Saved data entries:
------------------------------------------------
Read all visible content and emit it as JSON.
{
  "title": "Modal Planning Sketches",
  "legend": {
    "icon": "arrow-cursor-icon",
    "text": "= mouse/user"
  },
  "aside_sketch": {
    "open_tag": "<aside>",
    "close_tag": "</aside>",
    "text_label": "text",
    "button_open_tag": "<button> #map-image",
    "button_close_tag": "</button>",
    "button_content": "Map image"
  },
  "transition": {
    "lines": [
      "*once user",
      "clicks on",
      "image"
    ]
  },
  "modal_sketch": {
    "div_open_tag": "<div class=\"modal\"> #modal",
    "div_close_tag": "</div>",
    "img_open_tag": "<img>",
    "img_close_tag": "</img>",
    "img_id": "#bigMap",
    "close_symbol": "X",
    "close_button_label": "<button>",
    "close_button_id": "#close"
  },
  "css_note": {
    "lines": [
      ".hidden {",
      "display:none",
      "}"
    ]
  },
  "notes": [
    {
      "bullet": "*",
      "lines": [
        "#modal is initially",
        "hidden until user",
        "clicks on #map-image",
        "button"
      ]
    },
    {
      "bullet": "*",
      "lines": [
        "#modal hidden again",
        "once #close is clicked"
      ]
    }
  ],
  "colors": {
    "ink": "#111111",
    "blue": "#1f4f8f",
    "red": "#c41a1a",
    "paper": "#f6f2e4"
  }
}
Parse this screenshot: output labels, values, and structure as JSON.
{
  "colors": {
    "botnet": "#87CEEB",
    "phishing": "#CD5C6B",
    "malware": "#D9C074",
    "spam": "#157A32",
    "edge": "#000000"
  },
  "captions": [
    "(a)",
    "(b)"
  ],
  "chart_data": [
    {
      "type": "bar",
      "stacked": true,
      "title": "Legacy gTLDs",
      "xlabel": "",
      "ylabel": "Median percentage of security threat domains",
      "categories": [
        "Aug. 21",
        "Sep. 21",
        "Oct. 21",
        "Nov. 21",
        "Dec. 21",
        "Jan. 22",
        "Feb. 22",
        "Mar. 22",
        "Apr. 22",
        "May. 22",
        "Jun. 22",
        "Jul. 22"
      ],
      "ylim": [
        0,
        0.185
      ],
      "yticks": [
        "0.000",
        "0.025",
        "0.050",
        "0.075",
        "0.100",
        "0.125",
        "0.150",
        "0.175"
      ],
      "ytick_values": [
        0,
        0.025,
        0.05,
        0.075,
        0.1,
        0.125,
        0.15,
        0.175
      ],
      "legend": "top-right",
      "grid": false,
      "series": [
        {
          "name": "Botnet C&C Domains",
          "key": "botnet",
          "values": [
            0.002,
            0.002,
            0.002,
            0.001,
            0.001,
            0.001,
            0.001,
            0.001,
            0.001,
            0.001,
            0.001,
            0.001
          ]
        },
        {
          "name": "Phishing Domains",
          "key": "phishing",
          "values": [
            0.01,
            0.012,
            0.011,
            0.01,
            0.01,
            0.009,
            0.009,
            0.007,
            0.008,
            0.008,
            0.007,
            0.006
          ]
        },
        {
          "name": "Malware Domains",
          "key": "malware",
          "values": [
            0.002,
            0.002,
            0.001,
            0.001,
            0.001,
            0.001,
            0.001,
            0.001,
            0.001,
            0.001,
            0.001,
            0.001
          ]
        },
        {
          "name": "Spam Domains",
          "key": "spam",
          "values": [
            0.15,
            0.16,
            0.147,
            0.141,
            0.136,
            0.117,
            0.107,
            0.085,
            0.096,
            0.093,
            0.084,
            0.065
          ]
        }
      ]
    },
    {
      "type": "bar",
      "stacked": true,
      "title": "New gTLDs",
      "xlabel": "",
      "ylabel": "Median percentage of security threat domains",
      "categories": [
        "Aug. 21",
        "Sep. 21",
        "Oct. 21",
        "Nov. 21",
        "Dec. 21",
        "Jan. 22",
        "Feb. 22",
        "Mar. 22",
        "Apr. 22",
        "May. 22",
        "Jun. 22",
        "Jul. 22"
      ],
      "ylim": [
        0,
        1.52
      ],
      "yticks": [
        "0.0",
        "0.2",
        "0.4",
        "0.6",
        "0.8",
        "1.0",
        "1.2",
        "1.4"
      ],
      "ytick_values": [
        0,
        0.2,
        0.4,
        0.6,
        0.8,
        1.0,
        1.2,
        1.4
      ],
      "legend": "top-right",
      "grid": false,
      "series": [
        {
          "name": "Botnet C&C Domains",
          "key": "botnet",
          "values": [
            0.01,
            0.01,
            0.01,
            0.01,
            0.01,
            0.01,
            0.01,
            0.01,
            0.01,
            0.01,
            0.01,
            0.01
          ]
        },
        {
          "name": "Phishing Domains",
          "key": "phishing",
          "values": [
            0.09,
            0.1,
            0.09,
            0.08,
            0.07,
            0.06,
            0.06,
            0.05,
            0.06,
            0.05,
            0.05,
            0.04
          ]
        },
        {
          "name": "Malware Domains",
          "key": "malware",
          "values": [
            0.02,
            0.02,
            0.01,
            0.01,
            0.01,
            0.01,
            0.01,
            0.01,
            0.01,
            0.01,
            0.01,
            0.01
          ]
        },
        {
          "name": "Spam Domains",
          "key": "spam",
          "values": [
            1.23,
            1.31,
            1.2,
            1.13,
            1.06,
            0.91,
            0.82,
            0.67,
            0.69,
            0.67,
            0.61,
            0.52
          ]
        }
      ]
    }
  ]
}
------------------------------------------------
WRITTEN TASK:
The records above are to be copied in full, exactly as written.

OUTPUT FOR THIS TASK:
Read all visible content and emit it as JSON.
{
  "title": "Modal Planning Sketches",
  "legend": {
    "icon": "arrow-cursor-icon",
    "text": "= mouse/user"
  },
  "aside_sketch": {
    "open_tag": "<aside>",
    "close_tag": "</aside>",
    "text_label": "text",
    "button_open_tag": "<button> #map-image",
    "button_close_tag": "</button>",
    "button_content": "Map image"
  },
  "transition": {
    "lines": [
      "*once user",
      "clicks on",
      "image"
    ]
  },
  "modal_sketch": {
    "div_open_tag": "<div class=\"modal\"> #modal",
    "div_close_tag": "</div>",
    "img_open_tag": "<img>",
    "img_close_tag": "</img>",
    "img_id": "#bigMap",
    "close_symbol": "X",
    "close_button_label": "<button>",
    "close_button_id": "#close"
  },
  "css_note": {
    "lines": [
      ".hidden {",
      "display:none",
      "}"
    ]
  },
  "notes": [
    {
      "bullet": "*",
      "lines": [
        "#modal is initially",
        "hidden until user",
        "clicks on #map-image",
        "button"
      ]
    },
    {
      "bullet": "*",
      "lines": [
        "#modal hidden again",
        "once #close is clicked"
      ]
    }
  ],
  "colors": {
    "ink": "#111111",
    "blue": "#1f4f8f",
    "red": "#c41a1a",
    "paper": "#f6f2e4"
  }
}
Parse this screenshot: output labels, values, and structure as JSON.
{
  "colors": {
    "botnet": "#87CEEB",
    "phishing": "#CD5C6B",
    "malware": "#D9C074",
    "spam": "#157A32",
    "edge": "#000000"
  },
  "captions": [
    "(a)",
    "(b)"
  ],
  "chart_data": [
    {
      "type": "bar",
      "stacked": true,
      "title": "Legacy gTLDs",
      "xlabel": "",
      "ylabel": "Median percentage of security threat domains",
      "categories": [
        "Aug. 21",
        "Sep. 21",
        "Oct. 21",
        "Nov. 21",
        "Dec. 21",
        "Jan. 22",
        "Feb. 22",
        "Mar. 22",
        "Apr. 22",
        "May. 22",
        "Jun. 22",
        "Jul. 22"
      ],
      "ylim": [
        0,
        0.185
      ],
      "yticks": [
        "0.000",
        "0.025",
        "0.050",
        "0.075",
        "0.100",
        "0.125",
        "0.150",
        "0.175"
      ],
      "ytick_values": [
        0,
        0.025,
        0.05,
        0.075,
        0.1,
        0.125,
        0.15,
        0.175
      ],
      "legend": "top-right",
      "grid": false,
      "series": [
        {
          "name": "Botnet C&C Domains",
          "key": "botnet",
          "values": [
            0.002,
            0.002,
            0.002,
            0.001,
            0.001,
            0.001,
            0.001,
            0.001,
            0.001,
            0.001,
            0.001,
            0.001
          ]
        },
        {
          "name": "Phishing Domains",
          "key": "phishing",
          "values": [
            0.01,
            0.012,
            0.011,
            0.01,
            0.01,
            0.009,
            0.009,
            0.007,
            0.008,
            0.008,
            0.007,
            0.006
          ]
        },
        {
          "name": "Malware Domains",
          "key": "malware",
          "values": [
            0.002,
            0.002,
            0.001,
            0.001,
            0.001,
            0.001,
            0.001,
            0.001,
            0.001,
            0.001,
            0.001,
            0.001
          ]
        },
        {
          "name": "Spam Domains",
          "key": "spam",
          "values": [
            0.15,
            0.16,
            0.147,
            0.141,
            0.136,
            0.117,
            0.107,
            0.085,
            0.096,
            0.093,
            0.084,
            0.065
          ]
        }
      ]
    },
    {
      "type": "bar",
      "stacked": true,
      "title": "New gTLDs",
      "xlabel": "",
      "ylabel": "Median percentage of security threat domains",
      "categories": [
        "Aug. 21",
        "Sep. 21",
        "Oct. 21",
        "Nov. 21",
        "Dec. 21",
        "Jan. 22",
        "Feb. 22",
        "Mar. 22",
        "Apr. 22",
        "May. 22",
        "Jun. 22",
        "Jul. 22"
      ],
      "ylim": [
        0,
        1.52
      ],
      "yticks": [
        "0.0",
        "0.2",
        "0.4",
        "0.6",
        "0.8",
        "1.0",
        "1.2",
        "1.4"
      ],
      "ytick_values": [
        0,
        0.2,
        0.4,
        0.6,
        0.8,
        1.0,
        1.2,
        1.4
      ],
      "legend": "top-right",
      "grid": false,
      "series": [
        {
          "name": "Botnet C&C Domains",
          "key": "botnet",
          "values": [
            0.01,
            0.01,
            0.01,
            0.01,
            0.01,
            0.01,
            0.01,
            0.01,
            0.01,
            0.01,
            0.01,
            0.01
          ]
        },
        {
          "name": "Phishing Domains",
          "key": "phishing",
          "values": [
            0.09,
            0.1,
            0.09,
            0.08,
            0.07,
            0.06,
            0.06,
            0.05,
            0.06,
            0.05,
            0.05,
            0.04
          ]
        },
        {
          "name": "Malware Domains",
          "key": "malware",
          "values": [
            0.02,
            0.02,
            0.01,
            0.01,
            0.01,
            0.01,
            0.01,
            0.01,
            0.01,
            0.01,
            0.01,
            0.01
          ]
        },
        {
          "name": "Spam Domains",
          "key": "spam",
          "values": [
            1.23,
            1.31,
            1.2,
            1.13,
            1.06,
            0.91,
            0.82,
            0.67,
            0.69,
            0.67,
            0.61,
            0.52
          ]
        }
      ]
    }
  ]
}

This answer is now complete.